## WHAT YOU SHOULD DO:
Skip every picture and transcribe the remaining material exactly.

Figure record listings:
++++++

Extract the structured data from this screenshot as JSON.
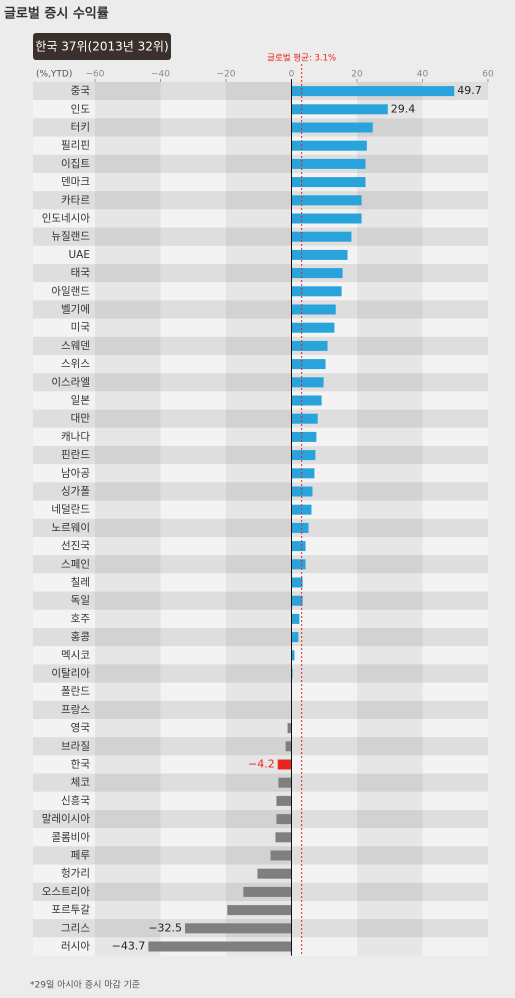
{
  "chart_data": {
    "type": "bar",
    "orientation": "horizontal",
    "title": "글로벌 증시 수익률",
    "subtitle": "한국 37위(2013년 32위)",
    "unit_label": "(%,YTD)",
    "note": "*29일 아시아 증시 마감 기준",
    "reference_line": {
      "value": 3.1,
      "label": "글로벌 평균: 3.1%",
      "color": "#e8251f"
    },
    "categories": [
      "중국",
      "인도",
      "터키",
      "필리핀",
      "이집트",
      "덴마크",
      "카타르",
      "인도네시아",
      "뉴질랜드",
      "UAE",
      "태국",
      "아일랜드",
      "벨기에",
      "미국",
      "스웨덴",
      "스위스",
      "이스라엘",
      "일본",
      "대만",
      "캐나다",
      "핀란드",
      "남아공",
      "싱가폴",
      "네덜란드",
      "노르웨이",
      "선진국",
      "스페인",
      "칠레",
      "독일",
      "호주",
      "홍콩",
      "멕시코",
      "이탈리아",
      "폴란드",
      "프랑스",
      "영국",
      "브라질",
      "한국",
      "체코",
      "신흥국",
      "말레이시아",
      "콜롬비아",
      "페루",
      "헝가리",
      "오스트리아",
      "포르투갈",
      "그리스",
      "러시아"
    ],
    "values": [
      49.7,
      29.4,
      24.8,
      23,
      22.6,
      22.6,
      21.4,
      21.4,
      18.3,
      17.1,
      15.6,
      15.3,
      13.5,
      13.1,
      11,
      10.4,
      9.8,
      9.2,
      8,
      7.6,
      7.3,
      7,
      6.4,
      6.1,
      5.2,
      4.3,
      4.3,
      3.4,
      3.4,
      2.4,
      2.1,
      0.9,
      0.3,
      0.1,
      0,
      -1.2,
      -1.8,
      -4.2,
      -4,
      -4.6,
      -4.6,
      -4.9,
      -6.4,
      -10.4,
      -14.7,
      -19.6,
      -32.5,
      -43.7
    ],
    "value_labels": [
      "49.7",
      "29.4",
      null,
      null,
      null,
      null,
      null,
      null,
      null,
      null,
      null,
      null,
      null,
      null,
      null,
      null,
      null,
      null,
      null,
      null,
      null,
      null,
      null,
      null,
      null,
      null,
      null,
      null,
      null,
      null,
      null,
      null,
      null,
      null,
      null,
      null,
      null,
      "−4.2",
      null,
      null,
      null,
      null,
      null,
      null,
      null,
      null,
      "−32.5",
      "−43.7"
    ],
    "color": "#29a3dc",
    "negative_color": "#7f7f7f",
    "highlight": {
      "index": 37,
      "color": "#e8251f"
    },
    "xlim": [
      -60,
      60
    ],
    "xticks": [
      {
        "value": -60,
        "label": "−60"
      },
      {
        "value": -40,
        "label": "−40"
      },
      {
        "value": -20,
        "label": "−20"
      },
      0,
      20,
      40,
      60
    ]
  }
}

++++++

## REPLY TO THE EXERCISE:
Extract the structured data from this screenshot as JSON.
{
  "chart_data": {
    "type": "bar",
    "orientation": "horizontal",
    "title": "글로벌 증시 수익률",
    "subtitle": "한국 37위(2013년 32위)",
    "unit_label": "(%,YTD)",
    "note": "*29일 아시아 증시 마감 기준",
    "reference_line": {
      "value": 3.1,
      "label": "글로벌 평균: 3.1%",
      "color": "#e8251f"
    },
    "categories": [
      "중국",
      "인도",
      "터키",
      "필리핀",
      "이집트",
      "덴마크",
      "카타르",
      "인도네시아",
      "뉴질랜드",
      "UAE",
      "태국",
      "아일랜드",
      "벨기에",
      "미국",
      "스웨덴",
      "스위스",
      "이스라엘",
      "일본",
      "대만",
      "캐나다",
      "핀란드",
      "남아공",
      "싱가폴",
      "네덜란드",
      "노르웨이",
      "선진국",
      "스페인",
      "칠레",
      "독일",
      "호주",
      "홍콩",
      "멕시코",
      "이탈리아",
      "폴란드",
      "프랑스",
      "영국",
      "브라질",
      "한국",
      "체코",
      "신흥국",
      "말레이시아",
      "콜롬비아",
      "페루",
      "헝가리",
      "오스트리아",
      "포르투갈",
      "그리스",
      "러시아"
    ],
    "values": [
      49.7,
      29.4,
      24.8,
      23,
      22.6,
      22.6,
      21.4,
      21.4,
      18.3,
      17.1,
      15.6,
      15.3,
      13.5,
      13.1,
      11,
      10.4,
      9.8,
      9.2,
      8,
      7.6,
      7.3,
      7,
      6.4,
      6.1,
      5.2,
      4.3,
      4.3,
      3.4,
      3.4,
      2.4,
      2.1,
      0.9,
      0.3,
      0.1,
      0,
      -1.2,
      -1.8,
      -4.2,
      -4,
      -4.6,
      -4.6,
      -4.9,
      -6.4,
      -10.4,
      -14.7,
      -19.6,
      -32.5,
      -43.7
    ],
    "value_labels": [
      "49.7",
      "29.4",
      null,
      null,
      null,
      null,
      null,
      null,
      null,
      null,
      null,
      null,
      null,
      null,
      null,
      null,
      null,
      null,
      null,
      null,
      null,
      null,
      null,
      null,
      null,
      null,
      null,
      null,
      null,
      null,
      null,
      null,
      null,
      null,
      null,
      null,
      null,
      "−4.2",
      null,
      null,
      null,
      null,
      null,
      null,
      null,
      null,
      "−32.5",
      "−43.7"
    ],
    "color": "#29a3dc",
    "negative_color": "#7f7f7f",
    "highlight": {
      "index": 37,
      "color": "#e8251f"
    },
    "xlim": [
      -60,
      60
    ],
    "xticks": [
      {
        "value": -60,
        "label": "−60"
      },
      {
        "value": -40,
        "label": "−40"
      },
      {
        "value": -20,
        "label": "−20"
      },
      0,
      20,
      40,
      60
    ]
  }
}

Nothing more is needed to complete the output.